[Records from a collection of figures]

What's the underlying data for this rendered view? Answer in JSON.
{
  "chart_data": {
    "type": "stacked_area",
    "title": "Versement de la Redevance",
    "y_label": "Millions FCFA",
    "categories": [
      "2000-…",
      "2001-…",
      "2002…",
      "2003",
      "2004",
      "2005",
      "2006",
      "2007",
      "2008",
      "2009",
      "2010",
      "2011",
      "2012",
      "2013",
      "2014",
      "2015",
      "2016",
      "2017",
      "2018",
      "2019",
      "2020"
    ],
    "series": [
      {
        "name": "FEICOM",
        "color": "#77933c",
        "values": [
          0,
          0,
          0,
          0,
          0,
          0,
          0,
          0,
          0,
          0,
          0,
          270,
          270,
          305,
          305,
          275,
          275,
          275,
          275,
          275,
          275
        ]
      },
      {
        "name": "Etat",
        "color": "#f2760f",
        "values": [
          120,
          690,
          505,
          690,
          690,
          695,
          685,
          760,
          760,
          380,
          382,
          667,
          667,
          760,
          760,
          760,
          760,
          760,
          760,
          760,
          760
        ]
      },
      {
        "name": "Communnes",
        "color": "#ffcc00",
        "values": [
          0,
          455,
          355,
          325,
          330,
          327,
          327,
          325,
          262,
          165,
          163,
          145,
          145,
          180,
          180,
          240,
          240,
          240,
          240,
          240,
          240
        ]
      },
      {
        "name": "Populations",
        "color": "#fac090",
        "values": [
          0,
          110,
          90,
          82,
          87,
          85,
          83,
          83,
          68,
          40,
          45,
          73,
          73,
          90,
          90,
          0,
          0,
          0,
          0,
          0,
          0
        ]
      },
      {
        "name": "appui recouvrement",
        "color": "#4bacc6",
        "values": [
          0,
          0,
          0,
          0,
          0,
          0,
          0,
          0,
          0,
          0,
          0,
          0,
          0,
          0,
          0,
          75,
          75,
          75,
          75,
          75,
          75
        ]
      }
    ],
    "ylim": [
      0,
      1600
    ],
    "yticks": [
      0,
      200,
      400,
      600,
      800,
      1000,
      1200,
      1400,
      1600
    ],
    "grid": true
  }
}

• **Task**
Please quote every record above exactly as it appears.

• **Right answer**
What's the underlying data for this rendered view? Answer in JSON.
{
  "chart_data": {
    "type": "stacked_area",
    "title": "Versement de la Redevance",
    "y_label": "Millions FCFA",
    "categories": [
      "2000-…",
      "2001-…",
      "2002…",
      "2003",
      "2004",
      "2005",
      "2006",
      "2007",
      "2008",
      "2009",
      "2010",
      "2011",
      "2012",
      "2013",
      "2014",
      "2015",
      "2016",
      "2017",
      "2018",
      "2019",
      "2020"
    ],
    "series": [
      {
        "name": "FEICOM",
        "color": "#77933c",
        "values": [
          0,
          0,
          0,
          0,
          0,
          0,
          0,
          0,
          0,
          0,
          0,
          270,
          270,
          305,
          305,
          275,
          275,
          275,
          275,
          275,
          275
        ]
      },
      {
        "name": "Etat",
        "color": "#f2760f",
        "values": [
          120,
          690,
          505,
          690,
          690,
          695,
          685,
          760,
          760,
          380,
          382,
          667,
          667,
          760,
          760,
          760,
          760,
          760,
          760,
          760,
          760
        ]
      },
      {
        "name": "Communnes",
        "color": "#ffcc00",
        "values": [
          0,
          455,
          355,
          325,
          330,
          327,
          327,
          325,
          262,
          165,
          163,
          145,
          145,
          180,
          180,
          240,
          240,
          240,
          240,
          240,
          240
        ]
      },
      {
        "name": "Populations",
        "color": "#fac090",
        "values": [
          0,
          110,
          90,
          82,
          87,
          85,
          83,
          83,
          68,
          40,
          45,
          73,
          73,
          90,
          90,
          0,
          0,
          0,
          0,
          0,
          0
        ]
      },
      {
        "name": "appui recouvrement",
        "color": "#4bacc6",
        "values": [
          0,
          0,
          0,
          0,
          0,
          0,
          0,
          0,
          0,
          0,
          0,
          0,
          0,
          0,
          0,
          75,
          75,
          75,
          75,
          75,
          75
        ]
      }
    ],
    "ylim": [
      0,
      1600
    ],
    "yticks": [
      0,
      200,
      400,
      600,
      800,
      1000,
      1200,
      1400,
      1600
    ],
    "grid": true
  }
}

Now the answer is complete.